Problem requirements ▸ Filter the records below and copy every line containing the word "JSON".

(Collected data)
---

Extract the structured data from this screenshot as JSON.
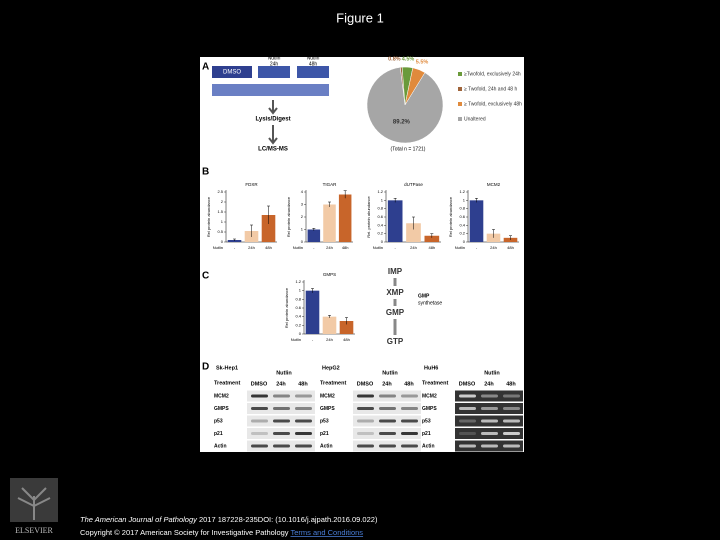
{
  "title": "Figure 1",
  "figure": {
    "panel_a": {
      "letter": "A",
      "samples": [
        {
          "top": "DMSO"
        },
        {
          "top": "Nutlin",
          "bottom": "24h"
        },
        {
          "top": "Nutlin",
          "bottom": "48h"
        }
      ],
      "steps": [
        "Lysis/Digest",
        "LC/MS-MS"
      ],
      "pie": {
        "type": "pie",
        "values": [
          4.5,
          0.8,
          5.5,
          89.2
        ],
        "value_labels": [
          "4.5%",
          "0.8%",
          "5.5%",
          "89.2%"
        ],
        "colors": [
          "#6a9a3a",
          "#a0643a",
          "#e08a3c",
          "#a6a6a6"
        ],
        "legend": [
          "≥Twofold, exclusively 24h",
          "≥ Twofold, 24h and 48 h",
          "≥ Twofold, exclusively 48h",
          "Unaltered"
        ],
        "total": "(Total n = 1721)"
      }
    },
    "panel_b": {
      "letter": "B",
      "charts": [
        {
          "type": "bar",
          "title": "FDXR",
          "y_label": "Rel protein abundance",
          "row_label": "Nutlin",
          "categories": [
            "-",
            "24h",
            "48h"
          ],
          "values": [
            0.1,
            0.55,
            1.35
          ],
          "errors": [
            0.05,
            0.3,
            0.45
          ],
          "colors": [
            "#2e3f8f",
            "#f2caa6",
            "#c8652a"
          ],
          "ylim": [
            0,
            2.5
          ],
          "yticks": [
            0,
            0.5,
            1,
            1.5,
            2,
            2.5
          ]
        },
        {
          "type": "bar",
          "title": "TIGAR",
          "y_label": "Rel protein abundance",
          "row_label": "Nutlin",
          "categories": [
            "-",
            "24h",
            "48h"
          ],
          "values": [
            1,
            3,
            3.8
          ],
          "errors": [
            0.1,
            0.2,
            0.3
          ],
          "colors": [
            "#2e3f8f",
            "#f2caa6",
            "#c8652a"
          ],
          "ylim": [
            0,
            4
          ],
          "yticks": [
            0,
            1,
            2,
            3,
            4
          ]
        },
        {
          "type": "bar",
          "title": "dUTPase",
          "y_label": "Rel. protein abundance",
          "row_label": "Nutlin",
          "categories": [
            "-",
            "24h",
            "48h"
          ],
          "values": [
            1,
            0.45,
            0.15
          ],
          "errors": [
            0.05,
            0.15,
            0.05
          ],
          "colors": [
            "#2e3f8f",
            "#f2caa6",
            "#c8652a"
          ],
          "ylim": [
            0,
            1.2
          ],
          "yticks": [
            0,
            0.2,
            0.4,
            0.6,
            0.8,
            1,
            1.2
          ]
        },
        {
          "type": "bar",
          "title": "MCM2",
          "y_label": "Rel protein abundance",
          "row_label": "Nutlin",
          "categories": [
            "-",
            "24h",
            "48h"
          ],
          "values": [
            1,
            0.2,
            0.1
          ],
          "errors": [
            0.05,
            0.1,
            0.05
          ],
          "colors": [
            "#2e3f8f",
            "#f2caa6",
            "#c8652a"
          ],
          "ylim": [
            0,
            1.2
          ],
          "yticks": [
            0,
            0.2,
            0.4,
            0.6,
            0.8,
            1,
            1.2
          ]
        }
      ]
    },
    "panel_c": {
      "letter": "C",
      "chart": {
        "type": "bar",
        "title": "GMPS",
        "y_label": "Rel protein abundance",
        "row_label": "Nutlin",
        "categories": [
          "-",
          "24h",
          "48h"
        ],
        "values": [
          1,
          0.4,
          0.3
        ],
        "errors": [
          0.05,
          0.03,
          0.08
        ],
        "colors": [
          "#2e3f8f",
          "#f2caa6",
          "#c8652a"
        ],
        "ylim": [
          0,
          1.2
        ],
        "yticks": [
          0,
          0.2,
          0.4,
          0.6,
          0.8,
          1,
          1.2
        ]
      },
      "pathway": [
        "IMP",
        "XMP",
        "GMP",
        "GTP"
      ],
      "enzyme": [
        "GMP",
        "synthetase"
      ]
    },
    "panel_d": {
      "letter": "D",
      "cell_lines": [
        "Sk-Hep1",
        "HepG2",
        "HuH6"
      ],
      "nutlin_label": "Nutlin",
      "treatment_label": "Treatment",
      "lanes": [
        "DMSO",
        "24h",
        "48h"
      ],
      "proteins": [
        "MCM2",
        "GMPS",
        "p53",
        "p21",
        "Actin"
      ]
    }
  },
  "footer": {
    "journal": "The American Journal of Pathology",
    "citation": "2017 187228-235DOI: (10.1016/j.ajpath.2016.09.022)",
    "copyright": "Copyright © 2017 American Society for Investigative Pathology",
    "link": "Terms and Conditions",
    "logo": "ELSEVIER"
  }
}
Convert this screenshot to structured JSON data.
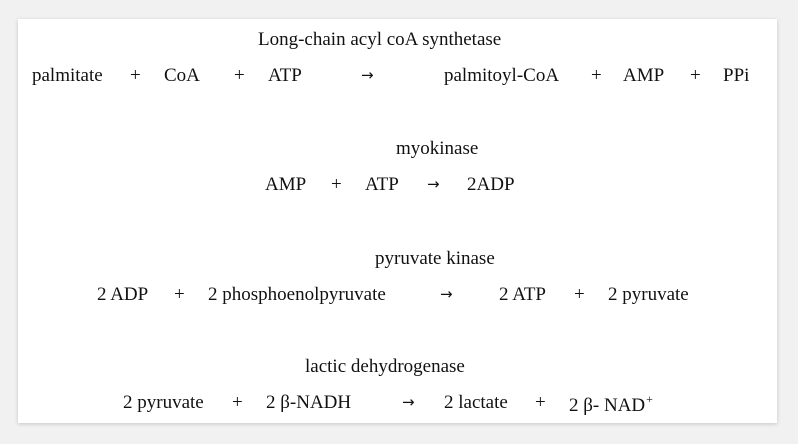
{
  "reactions": [
    {
      "enzyme": "Long-chain acyl coA synthetase",
      "reactants": [
        "palmitate",
        "CoA",
        "ATP"
      ],
      "products": [
        "palmitoyl-CoA",
        "AMP",
        "PPi"
      ]
    },
    {
      "enzyme": "myokinase",
      "reactants": [
        "AMP",
        "ATP"
      ],
      "products": [
        "2ADP"
      ]
    },
    {
      "enzyme": "pyruvate kinase",
      "reactants": [
        "2 ADP",
        "2 phosphoenolpyruvate"
      ],
      "products": [
        "2 ATP",
        "2 pyruvate"
      ]
    },
    {
      "enzyme": "lactic dehydrogenase",
      "reactants": [
        "2 pyruvate",
        "2 β-NADH"
      ],
      "products": [
        "2 lactate",
        "2 β- NAD"
      ],
      "last_product_superscript": "+"
    }
  ],
  "symbols": {
    "plus": "+",
    "arrow": "→"
  }
}
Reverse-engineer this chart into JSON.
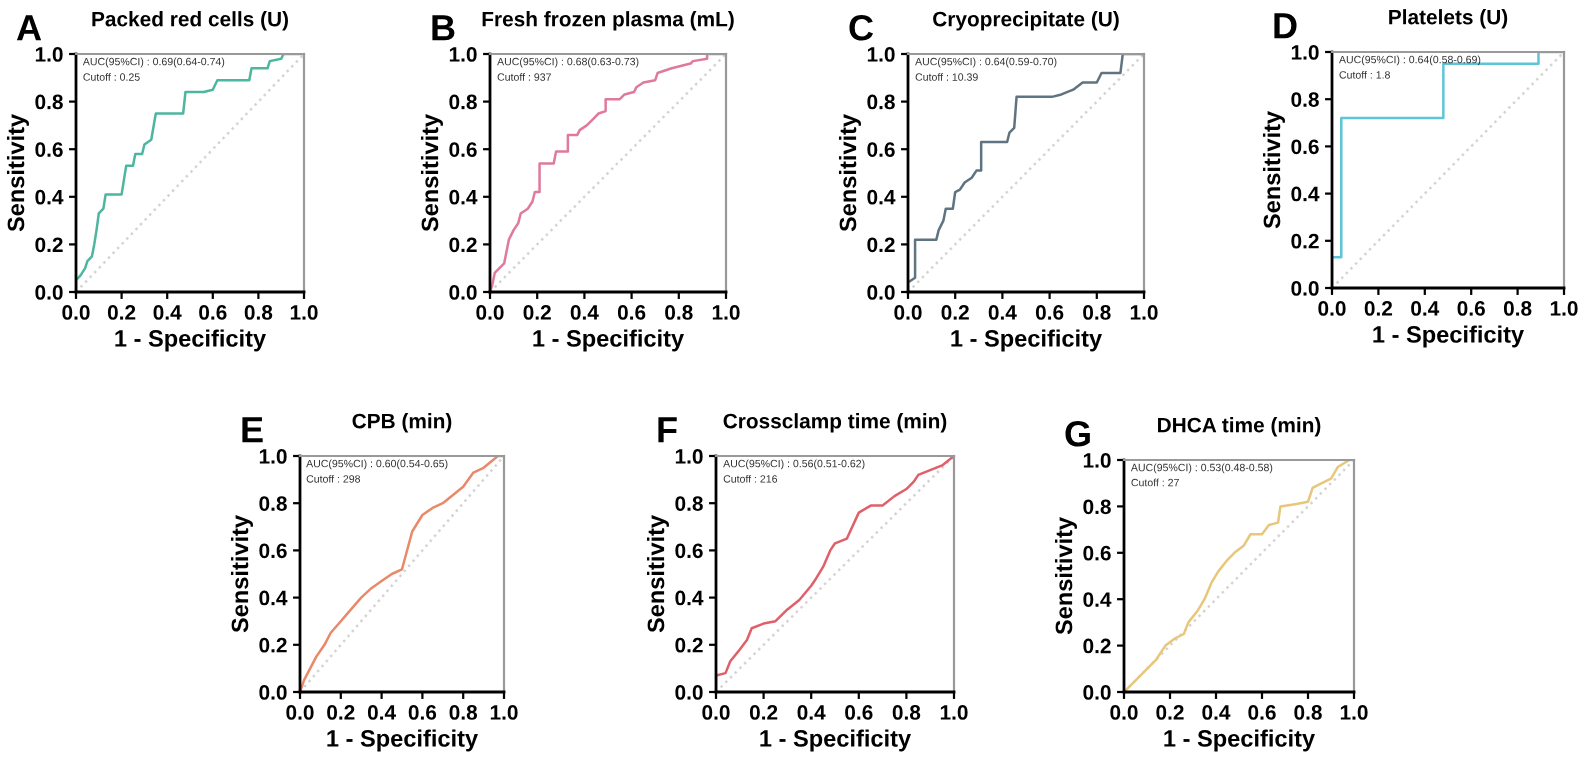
{
  "chart_data": [
    {
      "type": "line",
      "title": "Packed red cells (U)",
      "xlabel": "1 - Specificity",
      "ylabel": "Sensitivity",
      "annotations": [
        "A",
        "AUC(95%CI) : 0.69(0.64-0.74)",
        "Cutoff : 0.25"
      ],
      "xlim": [
        0,
        1
      ],
      "ylim": [
        0,
        1
      ],
      "xticks": [
        {
          "value": 0,
          "label": "0.0"
        },
        {
          "value": 0.2,
          "label": "0.2"
        },
        {
          "value": 0.4,
          "label": "0.4"
        },
        {
          "value": 0.6,
          "label": "0.6"
        },
        {
          "value": 0.8,
          "label": "0.8"
        },
        {
          "value": 1,
          "label": "1.0"
        }
      ],
      "yticks": [
        {
          "value": 0,
          "label": "0.0"
        },
        {
          "value": 0.2,
          "label": "0.2"
        },
        {
          "value": 0.4,
          "label": "0.4"
        },
        {
          "value": 0.6,
          "label": "0.6"
        },
        {
          "value": 0.8,
          "label": "0.8"
        },
        {
          "value": 1,
          "label": "1.0"
        }
      ],
      "series": [
        {
          "line_style": "dotted",
          "color": "#d4d4d4",
          "x": [
            0,
            1
          ],
          "values": [
            0,
            1
          ]
        },
        {
          "line_style": "solid",
          "color": "#4db6a0",
          "x": [
            0,
            0,
            0.02,
            0.04,
            0.05,
            0.07,
            0.08,
            0.09,
            0.1,
            0.12,
            0.13,
            0.2,
            0.21,
            0.22,
            0.25,
            0.26,
            0.29,
            0.3,
            0.33,
            0.35,
            0.47,
            0.48,
            0.56,
            0.6,
            0.62,
            0.76,
            0.77,
            0.84,
            0.85,
            0.9,
            0.91,
            1
          ],
          "values": [
            0,
            0.05,
            0.07,
            0.1,
            0.13,
            0.15,
            0.2,
            0.26,
            0.33,
            0.35,
            0.41,
            0.41,
            0.47,
            0.53,
            0.53,
            0.58,
            0.58,
            0.62,
            0.64,
            0.75,
            0.75,
            0.84,
            0.84,
            0.85,
            0.89,
            0.89,
            0.94,
            0.94,
            0.97,
            0.98,
            1,
            1
          ]
        }
      ]
    },
    {
      "type": "line",
      "title": "Fresh frozen plasma (mL)",
      "xlabel": "1 - Specificity",
      "ylabel": "Sensitivity",
      "annotations": [
        "B",
        "AUC(95%CI) : 0.68(0.63-0.73)",
        "Cutoff : 937"
      ],
      "xlim": [
        0,
        1
      ],
      "ylim": [
        0,
        1
      ],
      "xticks": [
        {
          "value": 0,
          "label": "0.0"
        },
        {
          "value": 0.2,
          "label": "0.2"
        },
        {
          "value": 0.4,
          "label": "0.4"
        },
        {
          "value": 0.6,
          "label": "0.6"
        },
        {
          "value": 0.8,
          "label": "0.8"
        },
        {
          "value": 1,
          "label": "1.0"
        }
      ],
      "yticks": [
        {
          "value": 0,
          "label": "0.0"
        },
        {
          "value": 0.2,
          "label": "0.2"
        },
        {
          "value": 0.4,
          "label": "0.4"
        },
        {
          "value": 0.6,
          "label": "0.6"
        },
        {
          "value": 0.8,
          "label": "0.8"
        },
        {
          "value": 1,
          "label": "1.0"
        }
      ],
      "series": [
        {
          "line_style": "dotted",
          "color": "#d4d4d4",
          "x": [
            0,
            1
          ],
          "values": [
            0,
            1
          ]
        },
        {
          "line_style": "solid",
          "color": "#e07a9a",
          "x": [
            0,
            0.01,
            0.02,
            0.04,
            0.06,
            0.07,
            0.08,
            0.1,
            0.12,
            0.13,
            0.16,
            0.18,
            0.19,
            0.21,
            0.21,
            0.27,
            0.28,
            0.33,
            0.33,
            0.37,
            0.38,
            0.41,
            0.44,
            0.46,
            0.49,
            0.49,
            0.55,
            0.57,
            0.61,
            0.62,
            0.65,
            0.7,
            0.71,
            0.77,
            0.85,
            0.86,
            0.92,
            0.92,
            1
          ],
          "values": [
            0,
            0.03,
            0.08,
            0.1,
            0.12,
            0.17,
            0.22,
            0.26,
            0.29,
            0.33,
            0.35,
            0.38,
            0.42,
            0.42,
            0.54,
            0.54,
            0.59,
            0.59,
            0.66,
            0.66,
            0.68,
            0.7,
            0.73,
            0.75,
            0.76,
            0.81,
            0.81,
            0.83,
            0.84,
            0.86,
            0.88,
            0.89,
            0.92,
            0.94,
            0.96,
            0.97,
            0.98,
            1,
            1
          ]
        }
      ]
    },
    {
      "type": "line",
      "title": "Cryoprecipitate (U)",
      "xlabel": "1 - Specificity",
      "ylabel": "Sensitivity",
      "annotations": [
        "C",
        "AUC(95%CI) : 0.64(0.59-0.70)",
        "Cutoff : 10.39"
      ],
      "xlim": [
        0,
        1
      ],
      "ylim": [
        0,
        1
      ],
      "xticks": [
        {
          "value": 0,
          "label": "0.0"
        },
        {
          "value": 0.2,
          "label": "0.2"
        },
        {
          "value": 0.4,
          "label": "0.4"
        },
        {
          "value": 0.6,
          "label": "0.6"
        },
        {
          "value": 0.8,
          "label": "0.8"
        },
        {
          "value": 1,
          "label": "1.0"
        }
      ],
      "yticks": [
        {
          "value": 0,
          "label": "0.0"
        },
        {
          "value": 0.2,
          "label": "0.2"
        },
        {
          "value": 0.4,
          "label": "0.4"
        },
        {
          "value": 0.6,
          "label": "0.6"
        },
        {
          "value": 0.8,
          "label": "0.8"
        },
        {
          "value": 1,
          "label": "1.0"
        }
      ],
      "series": [
        {
          "line_style": "dotted",
          "color": "#d4d4d4",
          "x": [
            0,
            1
          ],
          "values": [
            0,
            1
          ]
        },
        {
          "line_style": "solid",
          "color": "#5f7480",
          "x": [
            0,
            0,
            0.03,
            0.03,
            0.12,
            0.13,
            0.15,
            0.16,
            0.19,
            0.2,
            0.22,
            0.24,
            0.27,
            0.29,
            0.31,
            0.31,
            0.42,
            0.43,
            0.45,
            0.46,
            0.61,
            0.65,
            0.7,
            0.74,
            0.8,
            0.82,
            0.9,
            0.91,
            1
          ],
          "values": [
            0,
            0.04,
            0.06,
            0.22,
            0.22,
            0.26,
            0.3,
            0.35,
            0.35,
            0.42,
            0.43,
            0.46,
            0.48,
            0.51,
            0.51,
            0.63,
            0.63,
            0.67,
            0.69,
            0.82,
            0.82,
            0.83,
            0.85,
            0.88,
            0.88,
            0.92,
            0.92,
            1,
            1
          ]
        }
      ]
    },
    {
      "type": "line",
      "title": "Platelets (U)",
      "xlabel": "1 - Specificity",
      "ylabel": "Sensitivity",
      "annotations": [
        "D",
        "AUC(95%CI) : 0.64(0.58-0.69)",
        "Cutoff : 1.8"
      ],
      "xlim": [
        0,
        1
      ],
      "ylim": [
        0,
        1
      ],
      "xticks": [
        {
          "value": 0,
          "label": "0.0"
        },
        {
          "value": 0.2,
          "label": "0.2"
        },
        {
          "value": 0.4,
          "label": "0.4"
        },
        {
          "value": 0.6,
          "label": "0.6"
        },
        {
          "value": 0.8,
          "label": "0.8"
        },
        {
          "value": 1,
          "label": "1.0"
        }
      ],
      "yticks": [
        {
          "value": 0,
          "label": "0.0"
        },
        {
          "value": 0.2,
          "label": "0.2"
        },
        {
          "value": 0.4,
          "label": "0.4"
        },
        {
          "value": 0.6,
          "label": "0.6"
        },
        {
          "value": 0.8,
          "label": "0.8"
        },
        {
          "value": 1,
          "label": "1.0"
        }
      ],
      "series": [
        {
          "line_style": "dotted",
          "color": "#d4d4d4",
          "x": [
            0,
            1
          ],
          "values": [
            0,
            1
          ]
        },
        {
          "line_style": "solid",
          "color": "#5ec4d8",
          "x": [
            0,
            0,
            0.04,
            0.04,
            0.48,
            0.48,
            0.89,
            0.89,
            1
          ],
          "values": [
            0,
            0.13,
            0.13,
            0.72,
            0.72,
            0.95,
            0.95,
            1,
            1
          ]
        }
      ]
    },
    {
      "type": "line",
      "title": "CPB (min)",
      "xlabel": "1 - Specificity",
      "ylabel": "Sensitivity",
      "annotations": [
        "E",
        "AUC(95%CI) : 0.60(0.54-0.65)",
        "Cutoff : 298"
      ],
      "xlim": [
        0,
        1
      ],
      "ylim": [
        0,
        1
      ],
      "xticks": [
        {
          "value": 0,
          "label": "0.0"
        },
        {
          "value": 0.2,
          "label": "0.2"
        },
        {
          "value": 0.4,
          "label": "0.4"
        },
        {
          "value": 0.6,
          "label": "0.6"
        },
        {
          "value": 0.8,
          "label": "0.8"
        },
        {
          "value": 1,
          "label": "1.0"
        }
      ],
      "yticks": [
        {
          "value": 0,
          "label": "0.0"
        },
        {
          "value": 0.2,
          "label": "0.2"
        },
        {
          "value": 0.4,
          "label": "0.4"
        },
        {
          "value": 0.6,
          "label": "0.6"
        },
        {
          "value": 0.8,
          "label": "0.8"
        },
        {
          "value": 1,
          "label": "1.0"
        }
      ],
      "series": [
        {
          "line_style": "dotted",
          "color": "#d4d4d4",
          "x": [
            0,
            1
          ],
          "values": [
            0,
            1
          ]
        },
        {
          "line_style": "solid",
          "color": "#e8896a",
          "x": [
            0,
            0.02,
            0.05,
            0.08,
            0.12,
            0.15,
            0.2,
            0.25,
            0.3,
            0.35,
            0.4,
            0.45,
            0.5,
            0.55,
            0.6,
            0.65,
            0.7,
            0.8,
            0.85,
            0.9,
            0.97,
            1
          ],
          "values": [
            0,
            0.05,
            0.1,
            0.15,
            0.2,
            0.25,
            0.3,
            0.35,
            0.4,
            0.44,
            0.47,
            0.5,
            0.52,
            0.68,
            0.75,
            0.78,
            0.8,
            0.87,
            0.93,
            0.95,
            1,
            1
          ]
        }
      ]
    },
    {
      "type": "line",
      "title": "Crossclamp time (min)",
      "xlabel": "1 - Specificity",
      "ylabel": "Sensitivity",
      "annotations": [
        "F",
        "AUC(95%CI) : 0.56(0.51-0.62)",
        "Cutoff : 216"
      ],
      "xlim": [
        0,
        1
      ],
      "ylim": [
        0,
        1
      ],
      "xticks": [
        {
          "value": 0,
          "label": "0.0"
        },
        {
          "value": 0.2,
          "label": "0.2"
        },
        {
          "value": 0.4,
          "label": "0.4"
        },
        {
          "value": 0.6,
          "label": "0.6"
        },
        {
          "value": 0.8,
          "label": "0.8"
        },
        {
          "value": 1,
          "label": "1.0"
        }
      ],
      "yticks": [
        {
          "value": 0,
          "label": "0.0"
        },
        {
          "value": 0.2,
          "label": "0.2"
        },
        {
          "value": 0.4,
          "label": "0.4"
        },
        {
          "value": 0.6,
          "label": "0.6"
        },
        {
          "value": 0.8,
          "label": "0.8"
        },
        {
          "value": 1,
          "label": "1.0"
        }
      ],
      "series": [
        {
          "line_style": "dotted",
          "color": "#d4d4d4",
          "x": [
            0,
            1
          ],
          "values": [
            0,
            1
          ]
        },
        {
          "line_style": "solid",
          "color": "#e0606a",
          "x": [
            0,
            0,
            0.04,
            0.06,
            0.1,
            0.13,
            0.15,
            0.2,
            0.25,
            0.3,
            0.35,
            0.4,
            0.42,
            0.45,
            0.48,
            0.5,
            0.55,
            0.6,
            0.65,
            0.7,
            0.75,
            0.8,
            0.83,
            0.85,
            0.9,
            0.95,
            1
          ],
          "values": [
            0,
            0.07,
            0.08,
            0.13,
            0.18,
            0.22,
            0.27,
            0.29,
            0.3,
            0.35,
            0.39,
            0.45,
            0.48,
            0.53,
            0.6,
            0.63,
            0.65,
            0.76,
            0.79,
            0.79,
            0.83,
            0.86,
            0.89,
            0.92,
            0.94,
            0.96,
            1
          ]
        }
      ]
    },
    {
      "type": "line",
      "title": "DHCA time (min)",
      "xlabel": "1 - Specificity",
      "ylabel": "Sensitivity",
      "annotations": [
        "G",
        "AUC(95%CI) : 0.53(0.48-0.58)",
        "Cutoff : 27"
      ],
      "xlim": [
        0,
        1
      ],
      "ylim": [
        0,
        1
      ],
      "xticks": [
        {
          "value": 0,
          "label": "0.0"
        },
        {
          "value": 0.2,
          "label": "0.2"
        },
        {
          "value": 0.4,
          "label": "0.4"
        },
        {
          "value": 0.6,
          "label": "0.6"
        },
        {
          "value": 0.8,
          "label": "0.8"
        },
        {
          "value": 1,
          "label": "1.0"
        }
      ],
      "yticks": [
        {
          "value": 0,
          "label": "0.0"
        },
        {
          "value": 0.2,
          "label": "0.2"
        },
        {
          "value": 0.4,
          "label": "0.4"
        },
        {
          "value": 0.6,
          "label": "0.6"
        },
        {
          "value": 0.8,
          "label": "0.8"
        },
        {
          "value": 1,
          "label": "1.0"
        }
      ],
      "series": [
        {
          "line_style": "dotted",
          "color": "#d4d4d4",
          "x": [
            0,
            1
          ],
          "values": [
            0,
            1
          ]
        },
        {
          "line_style": "solid",
          "color": "#e8c77a",
          "x": [
            0,
            0.03,
            0.07,
            0.1,
            0.14,
            0.18,
            0.22,
            0.26,
            0.28,
            0.32,
            0.35,
            0.38,
            0.41,
            0.45,
            0.48,
            0.52,
            0.55,
            0.6,
            0.63,
            0.67,
            0.68,
            0.75,
            0.8,
            0.82,
            0.86,
            0.9,
            0.93,
            0.98,
            1
          ],
          "values": [
            0,
            0.03,
            0.07,
            0.1,
            0.14,
            0.2,
            0.23,
            0.25,
            0.3,
            0.35,
            0.4,
            0.47,
            0.52,
            0.57,
            0.6,
            0.63,
            0.68,
            0.68,
            0.72,
            0.73,
            0.8,
            0.81,
            0.82,
            0.88,
            0.9,
            0.92,
            0.97,
            1,
            1
          ]
        }
      ]
    }
  ]
}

---

Answer box ▸
Extract the structured data from this screenshot as JSON.
Convert this screenshot to structured JSON data.
Reverse-engineer this chart into JSON.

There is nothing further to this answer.